The problem:
Give every line again exactly as it appears, please, but not the pictures.

##### Task input

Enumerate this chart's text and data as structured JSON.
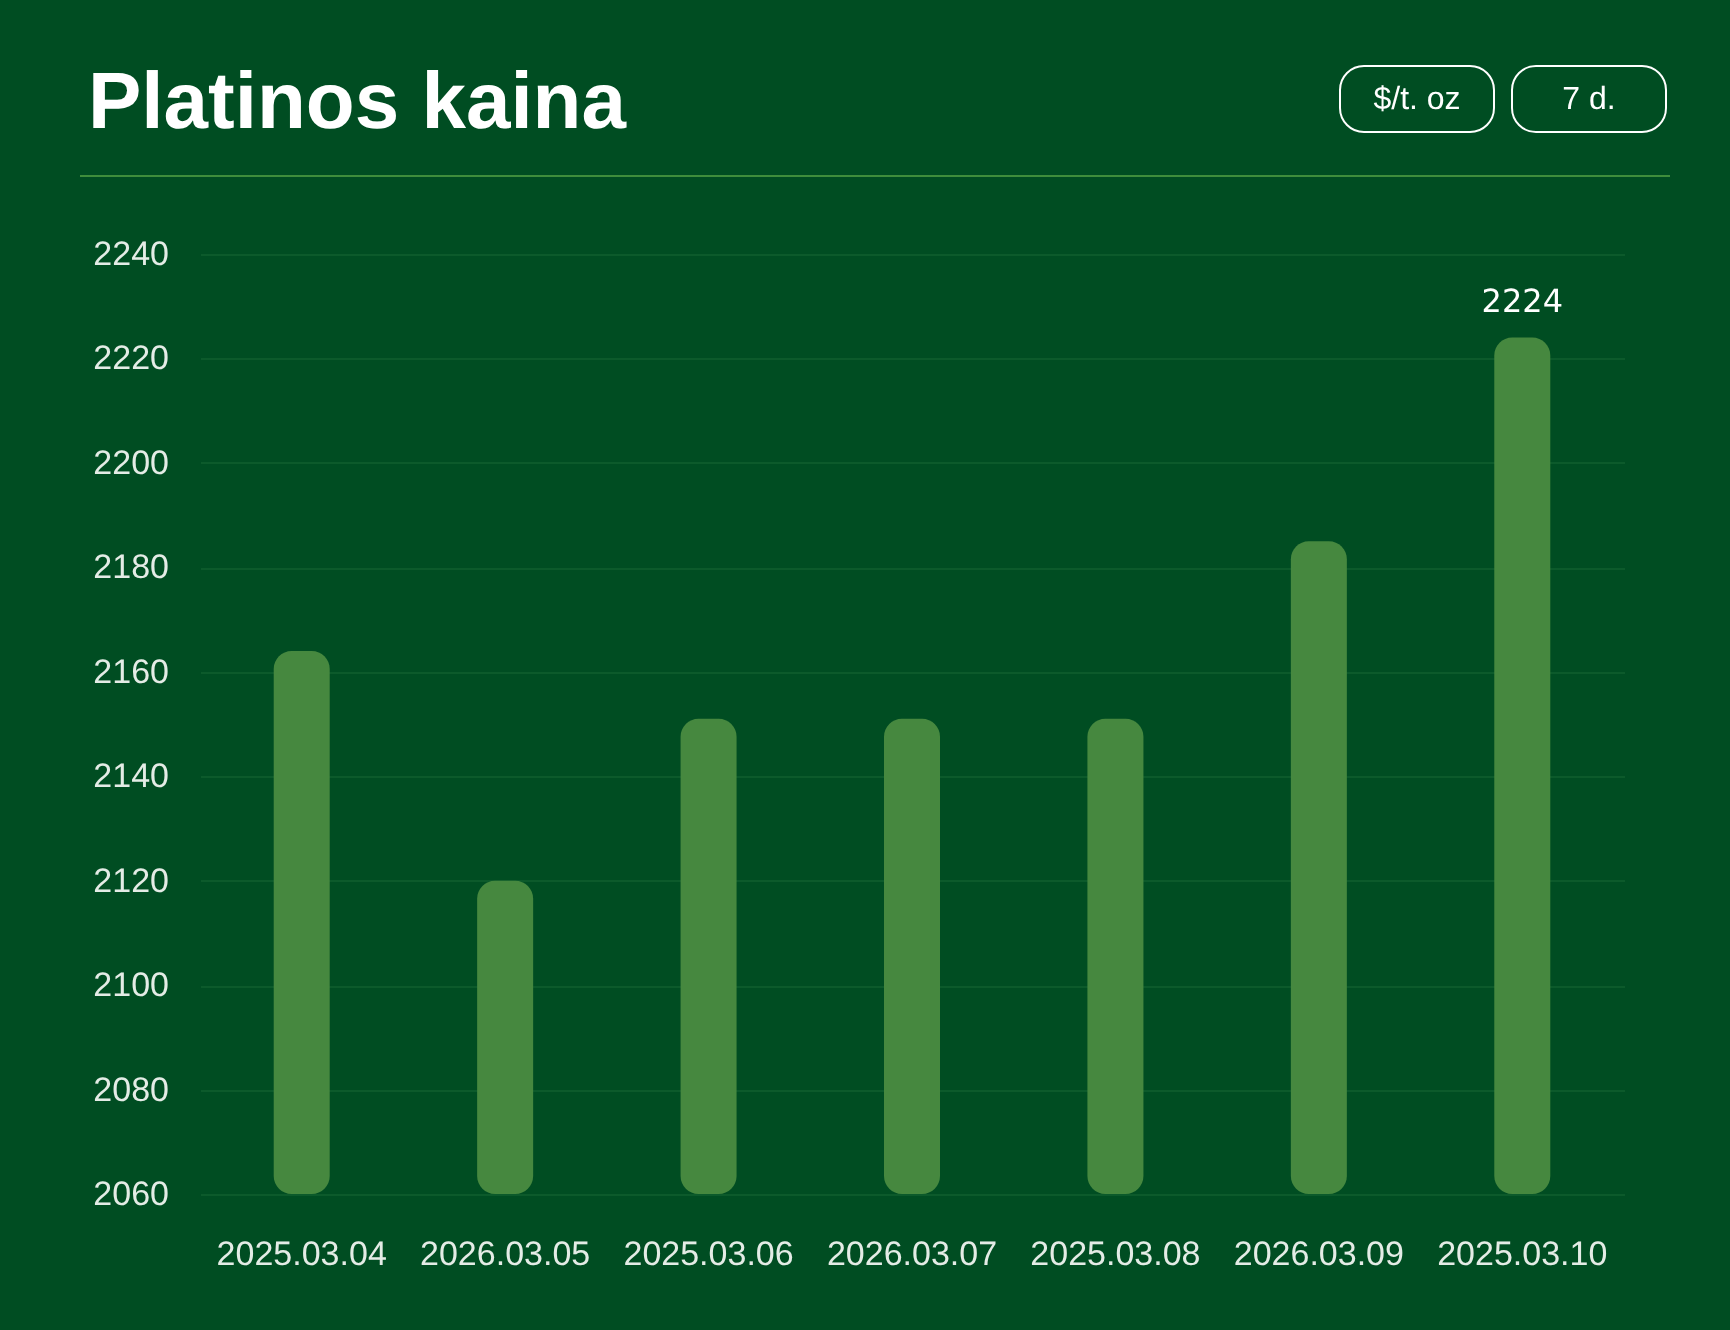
{
  "chart_data": {
    "type": "bar",
    "title": "Platinos kaina",
    "annotations": [
      "$/t. oz",
      "7 d."
    ],
    "categories": [
      "2025.03.04",
      "2026.03.05",
      "2025.03.06",
      "2026.03.07",
      "2025.03.08",
      "2026.03.09",
      "2025.03.10"
    ],
    "values": [
      2164,
      2120,
      2151,
      2151,
      2151,
      2185,
      2224
    ],
    "value_labels": [
      null,
      null,
      null,
      null,
      null,
      null,
      "2224"
    ],
    "color": "#46883f",
    "ylim": [
      2060,
      2240
    ],
    "yticks": [
      2060,
      2080,
      2100,
      2120,
      2140,
      2160,
      2180,
      2200,
      2220,
      2240
    ],
    "grid": "y"
  }
}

##########

Solution to the exercise:
Enumerate this chart's text and data as structured JSON.
{
  "chart_data": {
    "type": "bar",
    "title": "Platinos kaina",
    "annotations": [
      "$/t. oz",
      "7 d."
    ],
    "categories": [
      "2025.03.04",
      "2026.03.05",
      "2025.03.06",
      "2026.03.07",
      "2025.03.08",
      "2026.03.09",
      "2025.03.10"
    ],
    "values": [
      2164,
      2120,
      2151,
      2151,
      2151,
      2185,
      2224
    ],
    "value_labels": [
      null,
      null,
      null,
      null,
      null,
      null,
      "2224"
    ],
    "color": "#46883f",
    "ylim": [
      2060,
      2240
    ],
    "yticks": [
      2060,
      2080,
      2100,
      2120,
      2140,
      2160,
      2180,
      2200,
      2220,
      2240
    ],
    "grid": "y"
  }
}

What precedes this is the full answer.